**YOUR OBJECTIVE:**
Pick out each line containing the string "Antworten".

**SUPPLIED DATA:**

- - -

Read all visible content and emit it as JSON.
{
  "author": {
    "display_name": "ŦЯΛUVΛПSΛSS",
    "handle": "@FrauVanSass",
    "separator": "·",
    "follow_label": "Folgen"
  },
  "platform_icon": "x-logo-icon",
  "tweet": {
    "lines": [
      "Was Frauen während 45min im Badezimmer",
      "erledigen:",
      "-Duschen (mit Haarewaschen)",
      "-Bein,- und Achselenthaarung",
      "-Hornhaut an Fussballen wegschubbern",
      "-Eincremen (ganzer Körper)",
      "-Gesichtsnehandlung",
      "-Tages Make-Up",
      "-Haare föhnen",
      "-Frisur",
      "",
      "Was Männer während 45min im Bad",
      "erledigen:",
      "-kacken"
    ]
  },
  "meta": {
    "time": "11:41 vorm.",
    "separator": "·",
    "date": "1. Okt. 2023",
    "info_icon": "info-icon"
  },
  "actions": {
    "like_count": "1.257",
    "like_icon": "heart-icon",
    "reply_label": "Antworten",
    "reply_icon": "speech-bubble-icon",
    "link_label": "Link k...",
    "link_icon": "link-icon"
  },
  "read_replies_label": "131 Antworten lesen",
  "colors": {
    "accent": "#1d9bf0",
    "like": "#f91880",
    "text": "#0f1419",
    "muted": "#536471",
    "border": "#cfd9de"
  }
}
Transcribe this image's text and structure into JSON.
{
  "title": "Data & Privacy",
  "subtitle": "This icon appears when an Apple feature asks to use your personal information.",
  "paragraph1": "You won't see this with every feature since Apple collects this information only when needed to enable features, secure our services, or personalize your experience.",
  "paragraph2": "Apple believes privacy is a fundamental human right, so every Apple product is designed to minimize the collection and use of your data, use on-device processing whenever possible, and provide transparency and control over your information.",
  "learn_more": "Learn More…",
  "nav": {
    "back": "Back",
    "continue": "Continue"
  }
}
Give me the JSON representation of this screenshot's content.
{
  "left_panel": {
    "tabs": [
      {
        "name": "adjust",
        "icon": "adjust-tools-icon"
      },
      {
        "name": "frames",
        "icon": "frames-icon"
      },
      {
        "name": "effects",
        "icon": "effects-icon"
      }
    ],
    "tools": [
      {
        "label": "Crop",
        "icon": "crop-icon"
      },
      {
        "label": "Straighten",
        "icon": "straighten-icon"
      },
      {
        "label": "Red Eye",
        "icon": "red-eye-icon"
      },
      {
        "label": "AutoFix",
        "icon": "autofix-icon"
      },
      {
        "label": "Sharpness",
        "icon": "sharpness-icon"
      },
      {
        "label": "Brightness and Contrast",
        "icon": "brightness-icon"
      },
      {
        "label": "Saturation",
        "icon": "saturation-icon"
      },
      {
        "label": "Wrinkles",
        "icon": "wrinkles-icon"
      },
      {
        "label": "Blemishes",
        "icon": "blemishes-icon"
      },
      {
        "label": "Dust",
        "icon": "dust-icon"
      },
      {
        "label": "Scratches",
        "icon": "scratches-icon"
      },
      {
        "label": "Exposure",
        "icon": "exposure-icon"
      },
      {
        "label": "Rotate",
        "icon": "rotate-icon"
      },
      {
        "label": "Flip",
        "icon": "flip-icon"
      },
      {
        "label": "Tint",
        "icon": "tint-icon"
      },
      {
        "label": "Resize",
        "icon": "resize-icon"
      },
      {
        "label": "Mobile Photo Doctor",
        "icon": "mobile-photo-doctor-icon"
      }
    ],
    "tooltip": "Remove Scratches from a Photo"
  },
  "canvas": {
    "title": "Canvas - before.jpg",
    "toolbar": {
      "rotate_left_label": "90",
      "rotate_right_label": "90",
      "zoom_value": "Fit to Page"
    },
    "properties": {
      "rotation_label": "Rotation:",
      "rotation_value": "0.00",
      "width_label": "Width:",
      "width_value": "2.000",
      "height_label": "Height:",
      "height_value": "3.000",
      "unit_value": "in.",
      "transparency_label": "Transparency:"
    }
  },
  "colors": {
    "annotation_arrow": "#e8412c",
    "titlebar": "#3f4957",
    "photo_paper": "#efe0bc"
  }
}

- - -

**EXERCISE OUTPUT:**
    "reply_label": "Antworten",
  "read_replies_label": "131 Antworten lesen",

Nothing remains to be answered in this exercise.